» **Aim**
Repeat every record below exactly, omitting any pictures.

Dataset items:
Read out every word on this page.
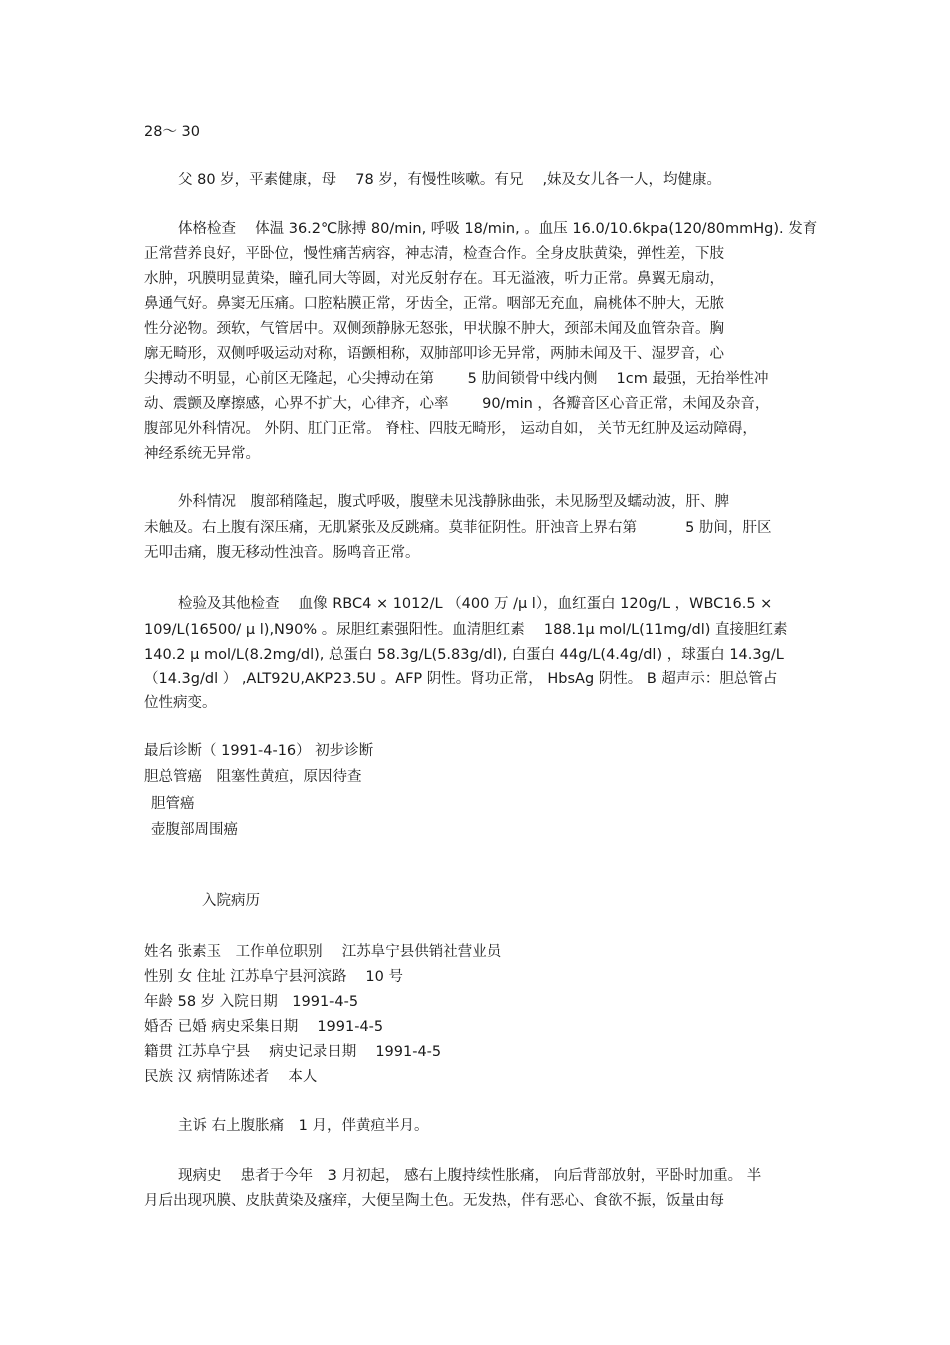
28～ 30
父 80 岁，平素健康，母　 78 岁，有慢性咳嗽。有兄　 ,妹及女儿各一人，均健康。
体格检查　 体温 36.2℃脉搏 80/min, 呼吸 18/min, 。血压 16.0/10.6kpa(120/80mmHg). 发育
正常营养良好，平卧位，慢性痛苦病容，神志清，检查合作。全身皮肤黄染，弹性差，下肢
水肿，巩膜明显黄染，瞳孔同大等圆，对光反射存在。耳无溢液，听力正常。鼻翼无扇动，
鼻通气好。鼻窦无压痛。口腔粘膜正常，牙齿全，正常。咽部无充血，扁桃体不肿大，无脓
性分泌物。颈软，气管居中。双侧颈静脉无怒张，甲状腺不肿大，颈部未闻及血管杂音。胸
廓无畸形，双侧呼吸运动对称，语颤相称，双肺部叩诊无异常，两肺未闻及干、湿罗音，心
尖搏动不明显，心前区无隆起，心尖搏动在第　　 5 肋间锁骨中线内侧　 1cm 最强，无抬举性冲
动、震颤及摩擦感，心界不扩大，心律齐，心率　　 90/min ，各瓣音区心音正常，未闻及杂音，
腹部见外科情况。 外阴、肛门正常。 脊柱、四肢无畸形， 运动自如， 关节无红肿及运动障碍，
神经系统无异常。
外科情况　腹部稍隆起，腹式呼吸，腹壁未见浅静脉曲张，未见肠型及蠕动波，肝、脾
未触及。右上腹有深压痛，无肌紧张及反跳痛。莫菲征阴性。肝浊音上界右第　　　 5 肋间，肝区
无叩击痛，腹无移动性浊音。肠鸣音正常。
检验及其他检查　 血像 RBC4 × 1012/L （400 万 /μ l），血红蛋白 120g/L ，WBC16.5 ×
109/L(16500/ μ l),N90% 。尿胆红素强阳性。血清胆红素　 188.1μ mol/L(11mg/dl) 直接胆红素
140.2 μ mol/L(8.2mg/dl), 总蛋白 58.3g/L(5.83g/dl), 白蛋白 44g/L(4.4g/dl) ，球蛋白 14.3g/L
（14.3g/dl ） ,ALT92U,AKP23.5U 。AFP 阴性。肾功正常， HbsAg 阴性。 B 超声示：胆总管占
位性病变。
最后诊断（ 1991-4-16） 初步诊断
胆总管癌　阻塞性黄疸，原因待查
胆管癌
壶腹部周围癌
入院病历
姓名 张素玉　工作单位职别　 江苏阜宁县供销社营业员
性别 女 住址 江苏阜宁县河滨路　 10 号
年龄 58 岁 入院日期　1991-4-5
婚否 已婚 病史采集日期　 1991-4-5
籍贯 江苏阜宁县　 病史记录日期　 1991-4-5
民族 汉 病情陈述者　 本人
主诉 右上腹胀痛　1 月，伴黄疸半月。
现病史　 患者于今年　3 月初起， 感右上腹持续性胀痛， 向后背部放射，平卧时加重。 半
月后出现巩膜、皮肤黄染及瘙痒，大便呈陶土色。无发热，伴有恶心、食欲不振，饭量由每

» **Exercise answer**
Read out every word on this page.
28～ 30
父 80 岁，平素健康，母　 78 岁，有慢性咳嗽。有兄　 ,妹及女儿各一人，均健康。
体格检查　 体温 36.2℃脉搏 80/min, 呼吸 18/min, 。血压 16.0/10.6kpa(120/80mmHg). 发育
正常营养良好，平卧位，慢性痛苦病容，神志清，检查合作。全身皮肤黄染，弹性差，下肢
水肿，巩膜明显黄染，瞳孔同大等圆，对光反射存在。耳无溢液，听力正常。鼻翼无扇动，
鼻通气好。鼻窦无压痛。口腔粘膜正常，牙齿全，正常。咽部无充血，扁桃体不肿大，无脓
性分泌物。颈软，气管居中。双侧颈静脉无怒张，甲状腺不肿大，颈部未闻及血管杂音。胸
廓无畸形，双侧呼吸运动对称，语颤相称，双肺部叩诊无异常，两肺未闻及干、湿罗音，心
尖搏动不明显，心前区无隆起，心尖搏动在第　　 5 肋间锁骨中线内侧　 1cm 最强，无抬举性冲
动、震颤及摩擦感，心界不扩大，心律齐，心率　　 90/min ，各瓣音区心音正常，未闻及杂音，
腹部见外科情况。 外阴、肛门正常。 脊柱、四肢无畸形， 运动自如， 关节无红肿及运动障碍，
神经系统无异常。
外科情况　腹部稍隆起，腹式呼吸，腹壁未见浅静脉曲张，未见肠型及蠕动波，肝、脾
未触及。右上腹有深压痛，无肌紧张及反跳痛。莫菲征阴性。肝浊音上界右第　　　 5 肋间，肝区
无叩击痛，腹无移动性浊音。肠鸣音正常。
检验及其他检查　 血像 RBC4 × 1012/L （400 万 /μ l），血红蛋白 120g/L ，WBC16.5 ×
109/L(16500/ μ l),N90% 。尿胆红素强阳性。血清胆红素　 188.1μ mol/L(11mg/dl) 直接胆红素
140.2 μ mol/L(8.2mg/dl), 总蛋白 58.3g/L(5.83g/dl), 白蛋白 44g/L(4.4g/dl) ，球蛋白 14.3g/L
（14.3g/dl ） ,ALT92U,AKP23.5U 。AFP 阴性。肾功正常， HbsAg 阴性。 B 超声示：胆总管占
位性病变。
最后诊断（ 1991-4-16） 初步诊断
胆总管癌　阻塞性黄疸，原因待查
胆管癌
壶腹部周围癌
入院病历
姓名 张素玉　工作单位职别　 江苏阜宁县供销社营业员
性别 女 住址 江苏阜宁县河滨路　 10 号
年龄 58 岁 入院日期　1991-4-5
婚否 已婚 病史采集日期　 1991-4-5
籍贯 江苏阜宁县　 病史记录日期　 1991-4-5
民族 汉 病情陈述者　 本人
主诉 右上腹胀痛　1 月，伴黄疸半月。
现病史　 患者于今年　3 月初起， 感右上腹持续性胀痛， 向后背部放射，平卧时加重。 半
月后出现巩膜、皮肤黄染及瘙痒，大便呈陶土色。无发热，伴有恶心、食欲不振，饭量由每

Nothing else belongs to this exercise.